-- start of Supplied entries --
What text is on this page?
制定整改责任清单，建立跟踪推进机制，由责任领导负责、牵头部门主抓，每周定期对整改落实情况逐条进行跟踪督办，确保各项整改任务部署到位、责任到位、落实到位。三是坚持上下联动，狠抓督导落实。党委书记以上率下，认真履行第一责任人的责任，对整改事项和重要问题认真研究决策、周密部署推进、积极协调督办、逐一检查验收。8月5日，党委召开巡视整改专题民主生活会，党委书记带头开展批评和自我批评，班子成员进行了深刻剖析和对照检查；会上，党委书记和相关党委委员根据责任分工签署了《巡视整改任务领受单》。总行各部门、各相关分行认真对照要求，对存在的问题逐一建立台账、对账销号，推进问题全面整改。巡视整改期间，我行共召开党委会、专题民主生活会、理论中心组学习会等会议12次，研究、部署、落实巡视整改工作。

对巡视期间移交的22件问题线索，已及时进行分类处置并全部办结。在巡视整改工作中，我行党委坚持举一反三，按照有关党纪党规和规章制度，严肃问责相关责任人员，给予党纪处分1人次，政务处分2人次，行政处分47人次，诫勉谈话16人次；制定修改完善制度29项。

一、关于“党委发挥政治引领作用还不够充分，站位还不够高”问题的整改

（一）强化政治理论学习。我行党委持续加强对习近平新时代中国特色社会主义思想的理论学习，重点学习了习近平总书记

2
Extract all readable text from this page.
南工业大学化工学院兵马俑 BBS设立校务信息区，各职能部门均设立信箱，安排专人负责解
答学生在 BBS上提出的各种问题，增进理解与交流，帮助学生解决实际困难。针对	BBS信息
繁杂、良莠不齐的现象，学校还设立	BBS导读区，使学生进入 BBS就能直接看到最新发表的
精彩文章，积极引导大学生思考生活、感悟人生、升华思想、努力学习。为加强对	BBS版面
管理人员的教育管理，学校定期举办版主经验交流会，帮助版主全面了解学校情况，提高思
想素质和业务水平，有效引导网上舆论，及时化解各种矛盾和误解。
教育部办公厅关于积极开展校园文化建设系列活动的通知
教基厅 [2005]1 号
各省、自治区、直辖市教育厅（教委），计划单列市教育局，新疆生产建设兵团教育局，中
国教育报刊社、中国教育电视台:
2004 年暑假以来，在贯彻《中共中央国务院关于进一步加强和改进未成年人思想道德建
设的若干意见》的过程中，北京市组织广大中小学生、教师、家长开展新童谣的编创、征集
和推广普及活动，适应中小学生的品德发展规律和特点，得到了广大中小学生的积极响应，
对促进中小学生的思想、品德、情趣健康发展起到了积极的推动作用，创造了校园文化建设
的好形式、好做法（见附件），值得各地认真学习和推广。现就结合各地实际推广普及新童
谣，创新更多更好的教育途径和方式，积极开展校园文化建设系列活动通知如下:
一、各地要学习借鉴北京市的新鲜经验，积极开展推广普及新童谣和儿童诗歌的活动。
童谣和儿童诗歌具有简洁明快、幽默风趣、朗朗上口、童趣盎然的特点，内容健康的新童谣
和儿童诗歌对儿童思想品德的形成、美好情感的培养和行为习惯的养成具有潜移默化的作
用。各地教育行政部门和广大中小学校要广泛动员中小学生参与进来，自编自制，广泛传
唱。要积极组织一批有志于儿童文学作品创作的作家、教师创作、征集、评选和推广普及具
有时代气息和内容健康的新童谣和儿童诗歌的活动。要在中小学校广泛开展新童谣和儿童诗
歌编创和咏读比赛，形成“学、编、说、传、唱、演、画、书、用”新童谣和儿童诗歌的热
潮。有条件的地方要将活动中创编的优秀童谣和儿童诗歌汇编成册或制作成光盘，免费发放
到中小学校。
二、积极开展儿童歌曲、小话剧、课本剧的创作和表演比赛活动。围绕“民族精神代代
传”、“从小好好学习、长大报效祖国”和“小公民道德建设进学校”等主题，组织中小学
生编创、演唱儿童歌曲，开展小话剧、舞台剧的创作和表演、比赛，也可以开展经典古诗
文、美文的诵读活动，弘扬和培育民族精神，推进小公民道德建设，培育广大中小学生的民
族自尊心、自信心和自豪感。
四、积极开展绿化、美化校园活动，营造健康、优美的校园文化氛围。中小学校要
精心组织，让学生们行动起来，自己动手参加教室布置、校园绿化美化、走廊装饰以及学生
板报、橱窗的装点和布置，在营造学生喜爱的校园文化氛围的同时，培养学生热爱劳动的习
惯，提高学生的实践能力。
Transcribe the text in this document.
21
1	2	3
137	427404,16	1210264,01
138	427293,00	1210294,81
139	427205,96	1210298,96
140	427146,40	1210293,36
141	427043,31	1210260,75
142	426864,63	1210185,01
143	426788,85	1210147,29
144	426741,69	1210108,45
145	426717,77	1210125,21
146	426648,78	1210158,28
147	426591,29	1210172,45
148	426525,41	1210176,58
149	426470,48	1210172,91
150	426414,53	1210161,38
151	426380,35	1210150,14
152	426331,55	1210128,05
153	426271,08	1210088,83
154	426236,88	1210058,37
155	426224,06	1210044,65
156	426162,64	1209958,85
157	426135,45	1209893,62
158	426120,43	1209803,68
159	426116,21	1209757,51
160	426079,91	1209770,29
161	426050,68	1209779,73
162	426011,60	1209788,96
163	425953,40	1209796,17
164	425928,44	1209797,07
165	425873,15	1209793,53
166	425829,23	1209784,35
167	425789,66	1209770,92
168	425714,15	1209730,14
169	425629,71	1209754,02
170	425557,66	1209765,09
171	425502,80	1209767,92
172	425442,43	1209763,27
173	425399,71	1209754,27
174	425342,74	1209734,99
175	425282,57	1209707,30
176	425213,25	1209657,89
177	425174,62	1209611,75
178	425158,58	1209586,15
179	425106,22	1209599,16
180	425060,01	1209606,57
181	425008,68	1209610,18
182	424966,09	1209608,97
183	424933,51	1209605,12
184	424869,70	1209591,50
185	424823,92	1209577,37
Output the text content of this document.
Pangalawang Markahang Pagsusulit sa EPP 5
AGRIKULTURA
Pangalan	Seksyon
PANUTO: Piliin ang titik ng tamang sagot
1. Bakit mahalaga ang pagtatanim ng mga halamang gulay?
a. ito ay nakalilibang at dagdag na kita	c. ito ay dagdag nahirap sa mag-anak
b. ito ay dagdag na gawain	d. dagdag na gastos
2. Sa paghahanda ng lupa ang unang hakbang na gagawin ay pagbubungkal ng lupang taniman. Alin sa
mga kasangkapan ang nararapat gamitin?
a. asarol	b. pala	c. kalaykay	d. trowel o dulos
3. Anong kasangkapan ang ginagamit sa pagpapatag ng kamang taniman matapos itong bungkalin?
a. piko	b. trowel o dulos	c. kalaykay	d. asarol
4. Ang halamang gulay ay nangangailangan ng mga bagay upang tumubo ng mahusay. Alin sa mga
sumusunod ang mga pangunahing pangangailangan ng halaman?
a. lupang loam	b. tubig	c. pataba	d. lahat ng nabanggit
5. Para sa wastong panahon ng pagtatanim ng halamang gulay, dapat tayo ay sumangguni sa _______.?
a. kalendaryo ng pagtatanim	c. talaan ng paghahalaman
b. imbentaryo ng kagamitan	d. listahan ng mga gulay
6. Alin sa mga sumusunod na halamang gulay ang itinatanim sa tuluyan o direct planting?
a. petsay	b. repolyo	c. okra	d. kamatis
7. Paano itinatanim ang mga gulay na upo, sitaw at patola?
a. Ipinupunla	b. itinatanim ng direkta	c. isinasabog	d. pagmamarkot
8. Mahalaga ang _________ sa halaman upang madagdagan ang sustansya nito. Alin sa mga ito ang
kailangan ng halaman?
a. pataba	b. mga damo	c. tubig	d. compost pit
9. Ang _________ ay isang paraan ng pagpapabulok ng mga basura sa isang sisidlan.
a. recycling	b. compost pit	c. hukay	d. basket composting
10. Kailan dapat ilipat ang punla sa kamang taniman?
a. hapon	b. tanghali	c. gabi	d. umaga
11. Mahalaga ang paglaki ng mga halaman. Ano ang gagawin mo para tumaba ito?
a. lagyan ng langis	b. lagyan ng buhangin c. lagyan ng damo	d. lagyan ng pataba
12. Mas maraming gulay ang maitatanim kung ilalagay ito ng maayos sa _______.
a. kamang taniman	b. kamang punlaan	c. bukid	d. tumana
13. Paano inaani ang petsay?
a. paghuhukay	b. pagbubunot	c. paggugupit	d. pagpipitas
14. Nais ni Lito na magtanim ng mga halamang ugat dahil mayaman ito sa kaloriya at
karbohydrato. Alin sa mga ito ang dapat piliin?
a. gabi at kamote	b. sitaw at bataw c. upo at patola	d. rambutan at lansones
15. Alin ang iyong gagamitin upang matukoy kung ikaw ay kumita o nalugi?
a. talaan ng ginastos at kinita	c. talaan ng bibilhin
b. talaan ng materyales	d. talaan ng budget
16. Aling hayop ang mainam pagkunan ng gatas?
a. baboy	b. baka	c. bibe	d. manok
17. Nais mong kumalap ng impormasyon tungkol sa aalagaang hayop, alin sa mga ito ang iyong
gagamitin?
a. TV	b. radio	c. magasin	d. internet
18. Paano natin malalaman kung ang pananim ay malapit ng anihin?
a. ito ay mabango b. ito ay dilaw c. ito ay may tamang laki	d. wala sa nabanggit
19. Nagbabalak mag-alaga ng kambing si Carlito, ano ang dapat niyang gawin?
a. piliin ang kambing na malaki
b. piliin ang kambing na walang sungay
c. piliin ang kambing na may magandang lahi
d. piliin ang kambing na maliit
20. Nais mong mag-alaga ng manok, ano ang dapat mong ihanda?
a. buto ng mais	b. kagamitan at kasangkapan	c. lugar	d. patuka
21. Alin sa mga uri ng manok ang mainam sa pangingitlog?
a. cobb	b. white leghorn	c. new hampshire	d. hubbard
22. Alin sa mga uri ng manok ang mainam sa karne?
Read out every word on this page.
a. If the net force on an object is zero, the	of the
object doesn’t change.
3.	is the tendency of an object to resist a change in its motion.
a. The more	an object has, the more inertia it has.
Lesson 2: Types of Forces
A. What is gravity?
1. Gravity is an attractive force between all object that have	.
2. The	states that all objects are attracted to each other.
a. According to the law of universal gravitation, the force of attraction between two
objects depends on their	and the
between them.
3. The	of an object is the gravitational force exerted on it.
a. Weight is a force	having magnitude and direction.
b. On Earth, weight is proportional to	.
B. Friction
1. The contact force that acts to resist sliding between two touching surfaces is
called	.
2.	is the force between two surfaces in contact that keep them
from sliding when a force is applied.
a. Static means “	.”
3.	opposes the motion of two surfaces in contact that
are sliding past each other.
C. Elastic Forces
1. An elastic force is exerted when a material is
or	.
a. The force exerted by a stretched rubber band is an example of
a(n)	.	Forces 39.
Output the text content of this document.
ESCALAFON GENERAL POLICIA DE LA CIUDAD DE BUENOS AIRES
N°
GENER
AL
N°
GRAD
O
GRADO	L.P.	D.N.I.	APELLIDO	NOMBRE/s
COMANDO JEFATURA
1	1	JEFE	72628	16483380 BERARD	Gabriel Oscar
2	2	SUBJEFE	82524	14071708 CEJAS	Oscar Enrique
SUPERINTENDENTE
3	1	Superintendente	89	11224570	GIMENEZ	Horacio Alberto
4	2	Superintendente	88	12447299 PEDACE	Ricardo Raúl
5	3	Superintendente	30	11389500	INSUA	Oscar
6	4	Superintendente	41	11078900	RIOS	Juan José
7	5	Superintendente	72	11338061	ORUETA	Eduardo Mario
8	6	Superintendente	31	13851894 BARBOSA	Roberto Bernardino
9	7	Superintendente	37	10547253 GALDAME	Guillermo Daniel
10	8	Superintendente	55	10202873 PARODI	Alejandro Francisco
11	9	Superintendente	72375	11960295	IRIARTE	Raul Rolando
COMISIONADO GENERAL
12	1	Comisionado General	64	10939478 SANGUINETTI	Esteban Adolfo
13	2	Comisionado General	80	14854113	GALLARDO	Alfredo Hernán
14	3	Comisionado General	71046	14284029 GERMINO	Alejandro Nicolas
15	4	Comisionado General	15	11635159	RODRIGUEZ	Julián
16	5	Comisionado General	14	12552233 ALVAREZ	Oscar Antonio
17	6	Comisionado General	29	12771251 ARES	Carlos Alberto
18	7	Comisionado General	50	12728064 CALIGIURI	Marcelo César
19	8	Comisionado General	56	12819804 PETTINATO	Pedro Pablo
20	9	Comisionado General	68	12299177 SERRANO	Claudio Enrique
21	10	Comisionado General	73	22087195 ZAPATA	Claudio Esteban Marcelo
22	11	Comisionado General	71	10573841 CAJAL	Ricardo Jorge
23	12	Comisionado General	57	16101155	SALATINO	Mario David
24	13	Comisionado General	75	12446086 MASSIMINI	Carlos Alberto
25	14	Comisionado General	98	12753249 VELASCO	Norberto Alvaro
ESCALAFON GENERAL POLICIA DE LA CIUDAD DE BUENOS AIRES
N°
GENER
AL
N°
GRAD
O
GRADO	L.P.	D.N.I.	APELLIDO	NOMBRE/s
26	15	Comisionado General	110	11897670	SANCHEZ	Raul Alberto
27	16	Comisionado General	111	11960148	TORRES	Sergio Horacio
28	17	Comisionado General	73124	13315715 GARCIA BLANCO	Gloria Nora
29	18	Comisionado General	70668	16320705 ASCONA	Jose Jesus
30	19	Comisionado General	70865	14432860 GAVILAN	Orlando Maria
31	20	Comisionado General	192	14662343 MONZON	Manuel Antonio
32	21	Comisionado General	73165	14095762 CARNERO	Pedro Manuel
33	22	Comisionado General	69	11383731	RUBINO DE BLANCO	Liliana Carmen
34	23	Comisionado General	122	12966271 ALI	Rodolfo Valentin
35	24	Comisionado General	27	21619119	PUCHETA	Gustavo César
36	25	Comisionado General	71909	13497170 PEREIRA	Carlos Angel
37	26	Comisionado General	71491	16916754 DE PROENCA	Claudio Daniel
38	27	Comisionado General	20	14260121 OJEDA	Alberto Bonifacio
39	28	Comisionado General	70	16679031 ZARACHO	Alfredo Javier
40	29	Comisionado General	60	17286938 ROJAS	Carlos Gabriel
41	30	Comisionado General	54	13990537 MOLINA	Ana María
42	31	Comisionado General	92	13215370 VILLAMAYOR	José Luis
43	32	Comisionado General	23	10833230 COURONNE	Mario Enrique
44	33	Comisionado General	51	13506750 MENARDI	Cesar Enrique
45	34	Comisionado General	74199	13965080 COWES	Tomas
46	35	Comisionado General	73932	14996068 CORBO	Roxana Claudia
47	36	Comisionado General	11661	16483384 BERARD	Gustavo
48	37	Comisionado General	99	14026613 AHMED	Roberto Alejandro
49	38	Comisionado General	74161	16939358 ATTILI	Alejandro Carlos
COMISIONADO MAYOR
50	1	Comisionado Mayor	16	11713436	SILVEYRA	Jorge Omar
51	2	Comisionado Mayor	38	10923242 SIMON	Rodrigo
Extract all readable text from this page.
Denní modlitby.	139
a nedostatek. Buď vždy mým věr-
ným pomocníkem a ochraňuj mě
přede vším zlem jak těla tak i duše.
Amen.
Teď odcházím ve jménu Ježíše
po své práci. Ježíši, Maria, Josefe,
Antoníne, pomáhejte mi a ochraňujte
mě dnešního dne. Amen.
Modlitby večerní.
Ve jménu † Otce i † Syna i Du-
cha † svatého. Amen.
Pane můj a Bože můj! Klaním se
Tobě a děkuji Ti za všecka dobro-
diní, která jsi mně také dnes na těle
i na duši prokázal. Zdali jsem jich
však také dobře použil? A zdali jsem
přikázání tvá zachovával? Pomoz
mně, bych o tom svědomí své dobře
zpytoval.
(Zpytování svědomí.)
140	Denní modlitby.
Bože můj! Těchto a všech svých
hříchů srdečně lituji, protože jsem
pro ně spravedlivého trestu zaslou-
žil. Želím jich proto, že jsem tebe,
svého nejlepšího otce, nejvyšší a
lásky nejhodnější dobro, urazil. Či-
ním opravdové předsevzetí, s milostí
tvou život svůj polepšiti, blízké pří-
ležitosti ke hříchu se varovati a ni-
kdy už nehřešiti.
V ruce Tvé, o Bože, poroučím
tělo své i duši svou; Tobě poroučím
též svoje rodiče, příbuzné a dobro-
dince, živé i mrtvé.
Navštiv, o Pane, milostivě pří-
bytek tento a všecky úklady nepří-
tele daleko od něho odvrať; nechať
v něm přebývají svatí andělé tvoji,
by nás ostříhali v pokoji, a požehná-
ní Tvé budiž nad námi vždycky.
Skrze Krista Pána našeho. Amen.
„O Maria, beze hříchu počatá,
-- end of Supplied entries --
Problem statement ▸
Count the lines of the data that contain the string "damo", and reply with that number alone.

Task result ▸
2